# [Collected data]
————————
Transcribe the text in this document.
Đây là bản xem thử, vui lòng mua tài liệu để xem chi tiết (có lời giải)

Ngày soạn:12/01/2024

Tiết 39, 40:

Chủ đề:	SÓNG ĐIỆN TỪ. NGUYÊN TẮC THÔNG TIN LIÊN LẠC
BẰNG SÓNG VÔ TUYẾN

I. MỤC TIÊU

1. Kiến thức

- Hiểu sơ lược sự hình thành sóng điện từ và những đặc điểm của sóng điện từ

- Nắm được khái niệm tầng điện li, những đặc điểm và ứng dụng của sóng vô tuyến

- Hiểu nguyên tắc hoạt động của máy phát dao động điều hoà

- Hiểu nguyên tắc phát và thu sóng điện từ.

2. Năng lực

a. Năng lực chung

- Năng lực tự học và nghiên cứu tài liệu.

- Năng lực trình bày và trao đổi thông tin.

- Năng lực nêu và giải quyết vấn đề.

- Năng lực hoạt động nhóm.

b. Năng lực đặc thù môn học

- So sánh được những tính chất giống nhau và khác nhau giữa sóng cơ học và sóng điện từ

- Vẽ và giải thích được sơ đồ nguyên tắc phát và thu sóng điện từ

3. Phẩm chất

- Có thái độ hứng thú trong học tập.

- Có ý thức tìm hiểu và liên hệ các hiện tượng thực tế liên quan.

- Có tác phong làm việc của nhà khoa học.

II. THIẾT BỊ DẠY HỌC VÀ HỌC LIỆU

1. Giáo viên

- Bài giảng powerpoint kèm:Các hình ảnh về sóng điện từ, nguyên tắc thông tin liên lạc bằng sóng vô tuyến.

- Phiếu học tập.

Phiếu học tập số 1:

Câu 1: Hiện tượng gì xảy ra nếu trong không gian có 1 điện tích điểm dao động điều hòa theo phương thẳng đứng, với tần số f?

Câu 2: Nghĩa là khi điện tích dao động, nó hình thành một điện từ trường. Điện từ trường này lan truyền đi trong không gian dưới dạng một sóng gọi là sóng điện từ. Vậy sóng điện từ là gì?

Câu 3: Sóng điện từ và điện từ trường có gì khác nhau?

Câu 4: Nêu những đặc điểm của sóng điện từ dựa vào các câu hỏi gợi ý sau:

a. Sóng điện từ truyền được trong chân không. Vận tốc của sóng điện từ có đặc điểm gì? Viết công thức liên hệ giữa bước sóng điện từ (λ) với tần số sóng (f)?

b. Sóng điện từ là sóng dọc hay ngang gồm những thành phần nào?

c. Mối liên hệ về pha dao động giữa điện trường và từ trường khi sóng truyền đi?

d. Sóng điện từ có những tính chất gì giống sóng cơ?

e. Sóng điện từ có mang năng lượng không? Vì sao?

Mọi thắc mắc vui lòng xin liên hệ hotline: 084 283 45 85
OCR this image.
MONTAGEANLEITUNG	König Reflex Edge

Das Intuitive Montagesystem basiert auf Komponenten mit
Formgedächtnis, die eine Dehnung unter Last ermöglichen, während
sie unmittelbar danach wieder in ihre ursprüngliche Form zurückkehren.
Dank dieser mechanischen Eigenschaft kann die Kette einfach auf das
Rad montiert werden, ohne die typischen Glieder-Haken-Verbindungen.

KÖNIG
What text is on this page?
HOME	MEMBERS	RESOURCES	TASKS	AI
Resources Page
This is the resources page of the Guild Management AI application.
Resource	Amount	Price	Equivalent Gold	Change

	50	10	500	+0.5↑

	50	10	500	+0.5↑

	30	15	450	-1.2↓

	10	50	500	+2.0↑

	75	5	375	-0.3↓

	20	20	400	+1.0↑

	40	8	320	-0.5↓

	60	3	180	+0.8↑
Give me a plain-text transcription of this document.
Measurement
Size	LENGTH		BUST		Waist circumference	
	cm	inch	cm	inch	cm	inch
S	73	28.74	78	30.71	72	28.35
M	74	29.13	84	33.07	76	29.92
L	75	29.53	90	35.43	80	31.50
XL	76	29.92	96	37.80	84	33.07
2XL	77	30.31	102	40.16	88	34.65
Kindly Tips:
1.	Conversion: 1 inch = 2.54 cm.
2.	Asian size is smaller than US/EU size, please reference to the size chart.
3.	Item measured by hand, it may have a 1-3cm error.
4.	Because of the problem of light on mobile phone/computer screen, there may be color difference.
————————
# [What to produce]
Retype the entries exactly, including every line.

# [Answer in full]
Transcribe the text in this document.
Đây là bản xem thử, vui lòng mua tài liệu để xem chi tiết (có lời giải)

Ngày soạn:12/01/2024

Tiết 39, 40:

Chủ đề:	SÓNG ĐIỆN TỪ. NGUYÊN TẮC THÔNG TIN LIÊN LẠC
BẰNG SÓNG VÔ TUYẾN

I. MỤC TIÊU

1. Kiến thức

- Hiểu sơ lược sự hình thành sóng điện từ và những đặc điểm của sóng điện từ

- Nắm được khái niệm tầng điện li, những đặc điểm và ứng dụng của sóng vô tuyến

- Hiểu nguyên tắc hoạt động của máy phát dao động điều hoà

- Hiểu nguyên tắc phát và thu sóng điện từ.

2. Năng lực

a. Năng lực chung

- Năng lực tự học và nghiên cứu tài liệu.

- Năng lực trình bày và trao đổi thông tin.

- Năng lực nêu và giải quyết vấn đề.

- Năng lực hoạt động nhóm.

b. Năng lực đặc thù môn học

- So sánh được những tính chất giống nhau và khác nhau giữa sóng cơ học và sóng điện từ

- Vẽ và giải thích được sơ đồ nguyên tắc phát và thu sóng điện từ

3. Phẩm chất

- Có thái độ hứng thú trong học tập.

- Có ý thức tìm hiểu và liên hệ các hiện tượng thực tế liên quan.

- Có tác phong làm việc của nhà khoa học.

II. THIẾT BỊ DẠY HỌC VÀ HỌC LIỆU

1. Giáo viên

- Bài giảng powerpoint kèm:Các hình ảnh về sóng điện từ, nguyên tắc thông tin liên lạc bằng sóng vô tuyến.

- Phiếu học tập.

Phiếu học tập số 1:

Câu 1: Hiện tượng gì xảy ra nếu trong không gian có 1 điện tích điểm dao động điều hòa theo phương thẳng đứng, với tần số f?

Câu 2: Nghĩa là khi điện tích dao động, nó hình thành một điện từ trường. Điện từ trường này lan truyền đi trong không gian dưới dạng một sóng gọi là sóng điện từ. Vậy sóng điện từ là gì?

Câu 3: Sóng điện từ và điện từ trường có gì khác nhau?

Câu 4: Nêu những đặc điểm của sóng điện từ dựa vào các câu hỏi gợi ý sau:

a. Sóng điện từ truyền được trong chân không. Vận tốc của sóng điện từ có đặc điểm gì? Viết công thức liên hệ giữa bước sóng điện từ (λ) với tần số sóng (f)?

b. Sóng điện từ là sóng dọc hay ngang gồm những thành phần nào?

c. Mối liên hệ về pha dao động giữa điện trường và từ trường khi sóng truyền đi?

d. Sóng điện từ có những tính chất gì giống sóng cơ?

e. Sóng điện từ có mang năng lượng không? Vì sao?

Mọi thắc mắc vui lòng xin liên hệ hotline: 084 283 45 85
OCR this image.
MONTAGEANLEITUNG	König Reflex Edge

Das Intuitive Montagesystem basiert auf Komponenten mit
Formgedächtnis, die eine Dehnung unter Last ermöglichen, während
sie unmittelbar danach wieder in ihre ursprüngliche Form zurückkehren.
Dank dieser mechanischen Eigenschaft kann die Kette einfach auf das
Rad montiert werden, ohne die typischen Glieder-Haken-Verbindungen.

KÖNIG
What text is on this page?
HOME	MEMBERS	RESOURCES	TASKS	AI
Resources Page
This is the resources page of the Guild Management AI application.
Resource	Amount	Price	Equivalent Gold	Change

	50	10	500	+0.5↑

	50	10	500	+0.5↑

	30	15	450	-1.2↓

	10	50	500	+2.0↑

	75	5	375	-0.3↓

	20	20	400	+1.0↑

	40	8	320	-0.5↓

	60	3	180	+0.8↑
Give me a plain-text transcription of this document.
Measurement
Size	LENGTH		BUST		Waist circumference	
	cm	inch	cm	inch	cm	inch
S	73	28.74	78	30.71	72	28.35
M	74	29.13	84	33.07	76	29.92
L	75	29.53	90	35.43	80	31.50
XL	76	29.92	96	37.80	84	33.07
2XL	77	30.31	102	40.16	88	34.65
Kindly Tips:
1.	Conversion: 1 inch = 2.54 cm.
2.	Asian size is smaller than US/EU size, please reference to the size chart.
3.	Item measured by hand, it may have a 1-3cm error.
4.	Because of the problem of light on mobile phone/computer screen, there may be color difference.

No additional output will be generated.